[Exercise objective] Repeat, exactly and completely, the material that follows. Omit the pictures.

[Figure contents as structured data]
◇ ◇ ◇ ◇

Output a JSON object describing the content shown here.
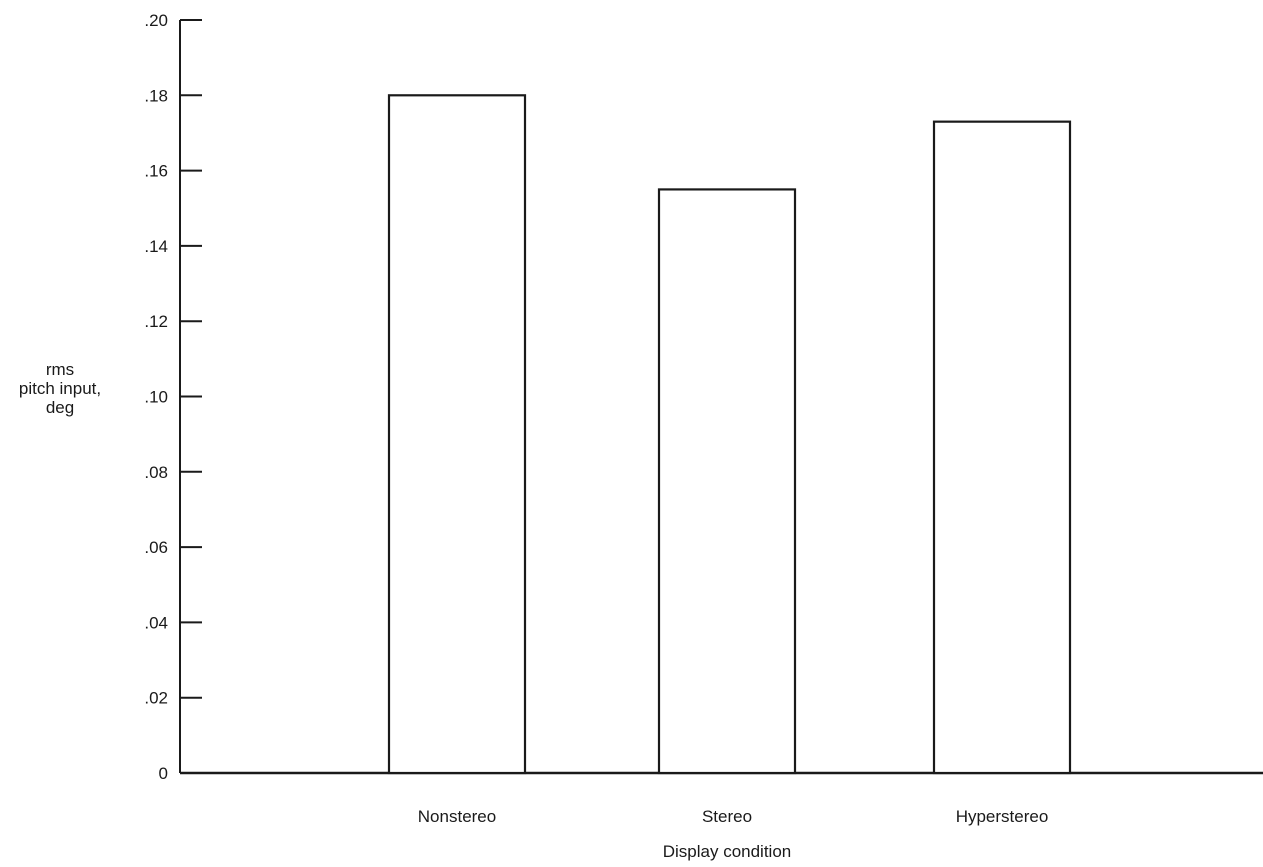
{
  "chart_data": {
    "type": "bar",
    "categories": [
      "Nonstereo",
      "Stereo",
      "Hyperstereo"
    ],
    "values": [
      0.18,
      0.155,
      0.173
    ],
    "xlabel": "Display condition",
    "ylabel_lines": [
      "rms",
      "pitch input,",
      "deg"
    ],
    "ylim": [
      0,
      0.2
    ],
    "yticks": [
      0,
      0.02,
      0.04,
      0.06,
      0.08,
      0.1,
      0.12,
      0.14,
      0.16,
      0.18,
      0.2
    ],
    "ytick_labels": [
      "0",
      ".02",
      ".04",
      ".06",
      ".08",
      ".10",
      ".12",
      ".14",
      ".16",
      ".18",
      ".20"
    ],
    "grid": false,
    "legend": "none",
    "bar_fill": "#ffffff",
    "stroke_color": "#1a1a1a"
  }
}
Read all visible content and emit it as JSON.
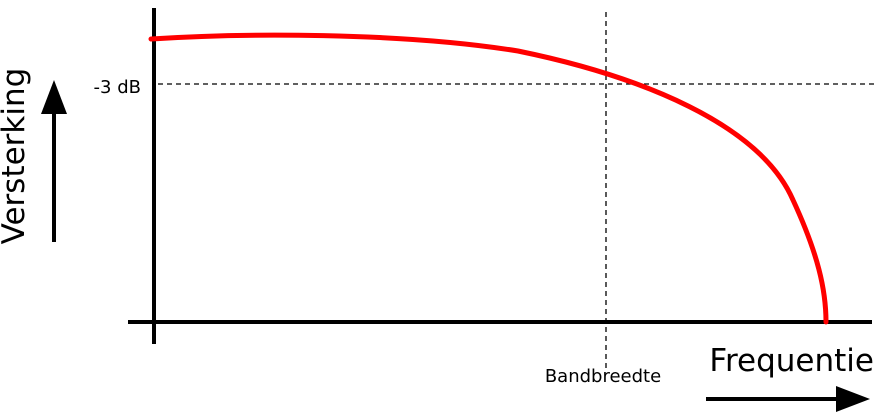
{
  "chart_data": {
    "type": "line",
    "xlabel": "Frequentie",
    "ylabel": "Versterking",
    "annotations": {
      "gain_marker": "-3 dB",
      "frequency_marker": "Bandbreedte"
    },
    "grid": false,
    "series": [
      {
        "color": "#ff0000",
        "shape": "low-pass roll-off: flat gain, crossing the -3 dB level at the bandwidth frequency, then falling steeply to zero"
      }
    ]
  },
  "colors": {
    "axis": "#000000",
    "curve": "#ff0000",
    "guide": "#000000"
  }
}
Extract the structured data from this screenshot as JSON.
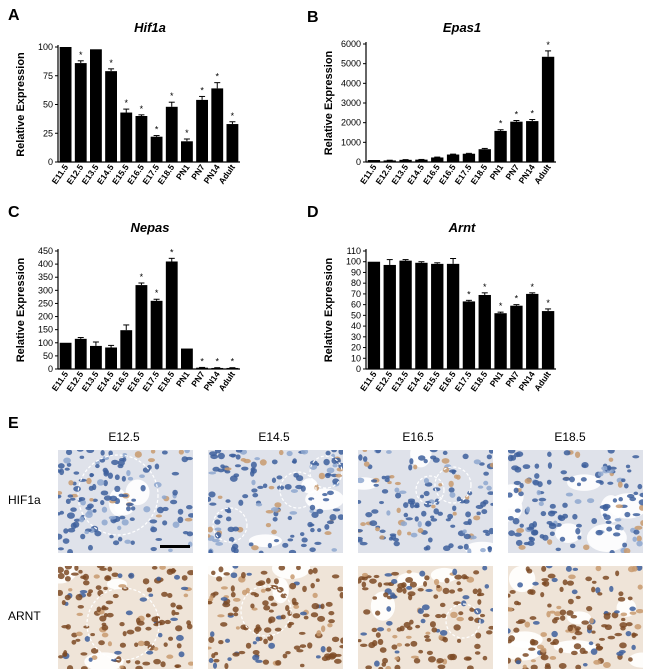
{
  "panels": {
    "A": "A",
    "B": "B",
    "C": "C",
    "D": "D",
    "E": "E"
  },
  "chart_data": [
    {
      "type": "bar",
      "title": "Hif1a",
      "ylabel": "Relative Expression",
      "ylim": [
        0,
        100
      ],
      "yticks": [
        0,
        25,
        50,
        75,
        100
      ],
      "categories": [
        "E11.5",
        "E12.5",
        "E13.5",
        "E14.5",
        "E15.5",
        "E16.5",
        "E17.5",
        "E18.5",
        "PN1",
        "PN7",
        "PN14",
        "Adult"
      ],
      "values": [
        100,
        86,
        98,
        79,
        43,
        40,
        22,
        48,
        18,
        54,
        64,
        33
      ],
      "errors": [
        0,
        2,
        0,
        2,
        3,
        1,
        1,
        4,
        2,
        3,
        5,
        2
      ],
      "significant": [
        false,
        true,
        false,
        true,
        true,
        true,
        true,
        true,
        true,
        true,
        true,
        true
      ],
      "marker": "*",
      "grid": false
    },
    {
      "type": "bar",
      "title": "Epas1",
      "ylabel": "Relative Expression",
      "ylim": [
        0,
        6000
      ],
      "yticks": [
        0,
        1000,
        2000,
        3000,
        4000,
        5000,
        6000
      ],
      "categories": [
        "E11.5",
        "E12.5",
        "E13.5",
        "E14.5",
        "E16.5",
        "E16.5",
        "E17.5",
        "E18.5",
        "PN1",
        "PN7",
        "PN14",
        "Adult"
      ],
      "values": [
        100,
        80,
        110,
        120,
        230,
        380,
        420,
        650,
        1580,
        2050,
        2080,
        5350
      ],
      "errors": [
        0,
        10,
        10,
        10,
        20,
        20,
        20,
        40,
        60,
        60,
        80,
        300
      ],
      "significant": [
        false,
        false,
        false,
        false,
        false,
        false,
        false,
        false,
        true,
        true,
        true,
        true
      ],
      "marker": "*",
      "grid": false
    },
    {
      "type": "bar",
      "title": "Nepas",
      "ylabel": "Relative Expression",
      "ylim": [
        0,
        450
      ],
      "yticks": [
        0,
        50,
        100,
        150,
        200,
        250,
        300,
        350,
        400,
        450
      ],
      "categories": [
        "E11.5",
        "E12.5",
        "E13.5",
        "E14.5",
        "E16.5",
        "E16.5",
        "E17.5",
        "E18.5",
        "PN1",
        "PN7",
        "PN14",
        "Adult"
      ],
      "values": [
        100,
        115,
        88,
        82,
        148,
        320,
        260,
        410,
        78,
        5,
        4,
        4
      ],
      "errors": [
        0,
        5,
        15,
        8,
        20,
        8,
        6,
        12,
        0,
        1,
        1,
        1
      ],
      "significant": [
        false,
        false,
        false,
        false,
        false,
        true,
        true,
        true,
        false,
        true,
        true,
        true
      ],
      "marker": "*",
      "grid": false
    },
    {
      "type": "bar",
      "title": "Arnt",
      "ylabel": "Relative Expression",
      "ylim": [
        0,
        110
      ],
      "yticks": [
        0,
        10,
        20,
        30,
        40,
        50,
        60,
        70,
        80,
        90,
        100,
        110
      ],
      "categories": [
        "E11.5",
        "E12.5",
        "E13.5",
        "E14.5",
        "E15.5",
        "E16.5",
        "E17.5",
        "E18.5",
        "PN1",
        "PN7",
        "PN14",
        "Adult"
      ],
      "values": [
        100,
        97,
        101,
        99,
        98,
        98,
        63,
        69,
        52,
        59,
        70,
        54
      ],
      "errors": [
        0,
        5,
        1,
        1,
        1,
        5,
        1,
        2,
        1,
        1,
        1,
        2
      ],
      "significant": [
        false,
        false,
        false,
        false,
        false,
        false,
        true,
        true,
        true,
        true,
        true,
        true
      ],
      "marker": "*",
      "grid": false
    }
  ],
  "histology": {
    "columns": [
      "E12.5",
      "E14.5",
      "E16.5",
      "E18.5"
    ],
    "rows": [
      "HIF1a",
      "ARNT"
    ],
    "colors": {
      "blue": "#3d5f9c",
      "blue_light": "#8ea7cf",
      "brown": "#7c4a24",
      "brown_light": "#c89a6e",
      "bg": "#f4f0ea"
    }
  }
}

◇ ◇ ◇ ◇

[Solution below]
Output a JSON object describing the content shown here.
{
  "chart_data": {
    "type": "bar",
    "categories": [
      "Nonstereo",
      "Stereo",
      "Hyperstereo"
    ],
    "values": [
      0.18,
      0.155,
      0.173
    ],
    "xlabel": "Display condition",
    "ylabel_lines": [
      "rms",
      "pitch input,",
      "deg"
    ],
    "ylim": [
      0,
      0.2
    ],
    "yticks": [
      0,
      0.02,
      0.04,
      0.06,
      0.08,
      0.1,
      0.12,
      0.14,
      0.16,
      0.18,
      0.2
    ],
    "ytick_labels": [
      "0",
      ".02",
      ".04",
      ".06",
      ".08",
      ".10",
      ".12",
      ".14",
      ".16",
      ".18",
      ".20"
    ],
    "grid": false,
    "legend": "none",
    "bar_fill": "#ffffff",
    "stroke_color": "#1a1a1a"
  }
}
Read all visible content and emit it as JSON.
{
  "chart_data": {
    "type": "line",
    "xlabel": "Frequentie",
    "ylabel": "Versterking",
    "annotations": {
      "gain_marker": "-3 dB",
      "frequency_marker": "Bandbreedte"
    },
    "grid": false,
    "series": [
      {
        "color": "#ff0000",
        "shape": "low-pass roll-off: flat gain, crossing the -3 dB level at the bandwidth frequency, then falling steeply to zero"
      }
    ]
  },
  "colors": {
    "axis": "#000000",
    "curve": "#ff0000",
    "guide": "#000000"
  }
}
Extract the structured data from this screenshot as JSON.
{
  "panels": {
    "A": "A",
    "B": "B",
    "C": "C",
    "D": "D",
    "E": "E"
  },
  "chart_data": [
    {
      "type": "bar",
      "title": "Hif1a",
      "ylabel": "Relative Expression",
      "ylim": [
        0,
        100
      ],
      "yticks": [
        0,
        25,
        50,
        75,
        100
      ],
      "categories": [
        "E11.5",
        "E12.5",
        "E13.5",
        "E14.5",
        "E15.5",
        "E16.5",
        "E17.5",
        "E18.5",
        "PN1",
        "PN7",
        "PN14",
        "Adult"
      ],
      "values": [
        100,
        86,
        98,
        79,
        43,
        40,
        22,
        48,
        18,
        54,
        64,
        33
      ],
      "errors": [
        0,
        2,
        0,
        2,
        3,
        1,
        1,
        4,
        2,
        3,
        5,
        2
      ],
      "significant": [
        false,
        true,
        false,
        true,
        true,
        true,
        true,
        true,
        true,
        true,
        true,
        true
      ],
      "marker": "*",
      "grid": false
    },
    {
      "type": "bar",
      "title": "Epas1",
      "ylabel": "Relative Expression",
      "ylim": [
        0,
        6000
      ],
      "yticks": [
        0,
        1000,
        2000,
        3000,
        4000,
        5000,
        6000
      ],
      "categories": [
        "E11.5",
        "E12.5",
        "E13.5",
        "E14.5",
        "E16.5",
        "E16.5",
        "E17.5",
        "E18.5",
        "PN1",
        "PN7",
        "PN14",
        "Adult"
      ],
      "values": [
        100,
        80,
        110,
        120,
        230,
        380,
        420,
        650,
        1580,
        2050,
        2080,
        5350
      ],
      "errors": [
        0,
        10,
        10,
        10,
        20,
        20,
        20,
        40,
        60,
        60,
        80,
        300
      ],
      "significant": [
        false,
        false,
        false,
        false,
        false,
        false,
        false,
        false,
        true,
        true,
        true,
        true
      ],
      "marker": "*",
      "grid": false
    },
    {
      "type": "bar",
      "title": "Nepas",
      "ylabel": "Relative Expression",
      "ylim": [
        0,
        450
      ],
      "yticks": [
        0,
        50,
        100,
        150,
        200,
        250,
        300,
        350,
        400,
        450
      ],
      "categories": [
        "E11.5",
        "E12.5",
        "E13.5",
        "E14.5",
        "E16.5",
        "E16.5",
        "E17.5",
        "E18.5",
        "PN1",
        "PN7",
        "PN14",
        "Adult"
      ],
      "values": [
        100,
        115,
        88,
        82,
        148,
        320,
        260,
        410,
        78,
        5,
        4,
        4
      ],
      "errors": [
        0,
        5,
        15,
        8,
        20,
        8,
        6,
        12,
        0,
        1,
        1,
        1
      ],
      "significant": [
        false,
        false,
        false,
        false,
        false,
        true,
        true,
        true,
        false,
        true,
        true,
        true
      ],
      "marker": "*",
      "grid": false
    },
    {
      "type": "bar",
      "title": "Arnt",
      "ylabel": "Relative Expression",
      "ylim": [
        0,
        110
      ],
      "yticks": [
        0,
        10,
        20,
        30,
        40,
        50,
        60,
        70,
        80,
        90,
        100,
        110
      ],
      "categories": [
        "E11.5",
        "E12.5",
        "E13.5",
        "E14.5",
        "E15.5",
        "E16.5",
        "E17.5",
        "E18.5",
        "PN1",
        "PN7",
        "PN14",
        "Adult"
      ],
      "values": [
        100,
        97,
        101,
        99,
        98,
        98,
        63,
        69,
        52,
        59,
        70,
        54
      ],
      "errors": [
        0,
        5,
        1,
        1,
        1,
        5,
        1,
        2,
        1,
        1,
        1,
        2
      ],
      "significant": [
        false,
        false,
        false,
        false,
        false,
        false,
        true,
        true,
        true,
        true,
        true,
        true
      ],
      "marker": "*",
      "grid": false
    }
  ],
  "histology": {
    "columns": [
      "E12.5",
      "E14.5",
      "E16.5",
      "E18.5"
    ],
    "rows": [
      "HIF1a",
      "ARNT"
    ],
    "colors": {
      "blue": "#3d5f9c",
      "blue_light": "#8ea7cf",
      "brown": "#7c4a24",
      "brown_light": "#c89a6e",
      "bg": "#f4f0ea"
    }
  }
}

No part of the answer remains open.